GOAL: Reproduce every line of the material below with "IssueType" replaced by "Issue Type" and nothing else changed. Omit the pictures from your answer.
BEGIN MATERIALS PROVIDED
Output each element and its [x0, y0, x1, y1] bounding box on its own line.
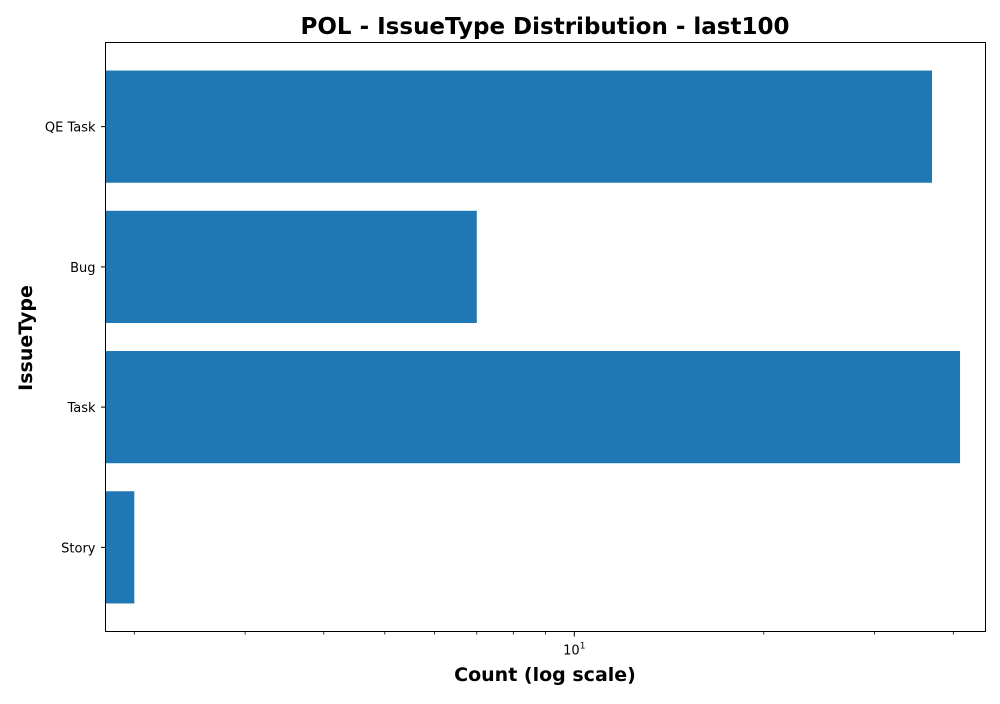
x-tick-label: 101 [563, 642, 585, 659]
bar [105, 70, 932, 183]
x-axis-ticks: 101 [133, 631, 954, 659]
y-tick-label: Bug [70, 261, 95, 276]
plot-frame [105, 42, 986, 632]
y-axis-ticks: QE Task Bug Task Story [45, 121, 106, 556]
bar [105, 351, 961, 464]
bars-layer [105, 70, 961, 604]
y-tick-label: Story [61, 541, 96, 556]
chart-title: POL - IssueType Distribution - last100 [301, 14, 790, 40]
y-axis-label: IssueType [15, 285, 37, 391]
y-tick-label: Task [66, 401, 96, 416]
y-tick-label: QE Task [45, 121, 96, 136]
bar [105, 210, 477, 323]
bar [105, 491, 135, 604]
x-axis-label: Count (log scale) [454, 664, 636, 686]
END MATERIALS PROVIDED
RESPONSE BELOW:
Output each element and its [x0, y0, x1, y1] bounding box on its own line.
x-tick-label: 101 [563, 642, 585, 659]
bar [105, 70, 932, 183]
x-axis-ticks: 101 [133, 631, 954, 659]
y-tick-label: Bug [70, 261, 95, 276]
plot-frame [105, 42, 986, 632]
y-axis-ticks: QE Task Bug Task Story [45, 121, 106, 556]
bar [105, 351, 961, 464]
bars-layer [105, 70, 961, 604]
y-tick-label: Story [61, 541, 96, 556]
chart-title: POL - Issue Type Distribution - last100 [301, 14, 790, 40]
y-axis-label: Issue Type [15, 285, 37, 391]
y-tick-label: Task [66, 401, 96, 416]
y-tick-label: QE Task [45, 121, 96, 136]
bar [105, 210, 477, 323]
bar [105, 491, 135, 604]
x-axis-label: Count (log scale) [454, 664, 636, 686]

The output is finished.